Task
Filter these entries, keeping only lines that hold the word "without".

Stored items from a collection
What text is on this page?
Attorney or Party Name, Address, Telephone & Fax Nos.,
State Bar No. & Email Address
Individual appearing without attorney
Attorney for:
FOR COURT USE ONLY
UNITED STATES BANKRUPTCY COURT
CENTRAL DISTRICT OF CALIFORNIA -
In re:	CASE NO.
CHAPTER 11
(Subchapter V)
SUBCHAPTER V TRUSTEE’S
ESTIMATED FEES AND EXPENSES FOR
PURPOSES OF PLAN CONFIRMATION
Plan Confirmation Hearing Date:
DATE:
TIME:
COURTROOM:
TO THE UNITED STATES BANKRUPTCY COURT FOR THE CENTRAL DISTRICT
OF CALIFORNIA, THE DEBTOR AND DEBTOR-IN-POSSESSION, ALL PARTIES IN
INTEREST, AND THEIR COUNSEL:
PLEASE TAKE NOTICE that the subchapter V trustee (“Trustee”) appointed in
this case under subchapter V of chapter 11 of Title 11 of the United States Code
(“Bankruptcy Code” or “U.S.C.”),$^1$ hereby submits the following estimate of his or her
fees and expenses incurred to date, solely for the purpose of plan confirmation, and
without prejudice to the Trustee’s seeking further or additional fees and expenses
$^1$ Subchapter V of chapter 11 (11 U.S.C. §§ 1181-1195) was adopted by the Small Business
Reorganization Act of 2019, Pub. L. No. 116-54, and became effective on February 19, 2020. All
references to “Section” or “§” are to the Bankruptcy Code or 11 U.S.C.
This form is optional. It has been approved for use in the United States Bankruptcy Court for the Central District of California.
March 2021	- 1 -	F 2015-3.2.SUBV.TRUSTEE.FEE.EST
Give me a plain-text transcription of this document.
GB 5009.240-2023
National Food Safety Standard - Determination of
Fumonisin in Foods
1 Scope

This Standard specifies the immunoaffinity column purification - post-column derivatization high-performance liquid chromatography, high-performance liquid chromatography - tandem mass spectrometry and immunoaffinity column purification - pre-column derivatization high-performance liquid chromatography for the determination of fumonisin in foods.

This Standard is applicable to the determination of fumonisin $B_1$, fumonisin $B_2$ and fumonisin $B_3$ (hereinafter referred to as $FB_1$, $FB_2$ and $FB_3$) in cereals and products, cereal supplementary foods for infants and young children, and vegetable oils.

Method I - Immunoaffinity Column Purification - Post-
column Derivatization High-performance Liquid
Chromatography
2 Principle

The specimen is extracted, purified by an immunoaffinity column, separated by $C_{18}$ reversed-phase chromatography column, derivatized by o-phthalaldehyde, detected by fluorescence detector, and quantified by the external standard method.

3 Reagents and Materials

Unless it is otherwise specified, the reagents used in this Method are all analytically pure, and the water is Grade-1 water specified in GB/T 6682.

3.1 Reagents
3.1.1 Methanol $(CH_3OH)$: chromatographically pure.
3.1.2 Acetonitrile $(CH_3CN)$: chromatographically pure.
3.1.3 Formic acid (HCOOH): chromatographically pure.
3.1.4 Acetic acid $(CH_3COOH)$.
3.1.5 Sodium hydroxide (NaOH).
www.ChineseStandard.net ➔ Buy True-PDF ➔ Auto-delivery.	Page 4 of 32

Expected answer
Individual appearing without attorney
without prejudice to the Trustee’s seeking further or additional fees and expenses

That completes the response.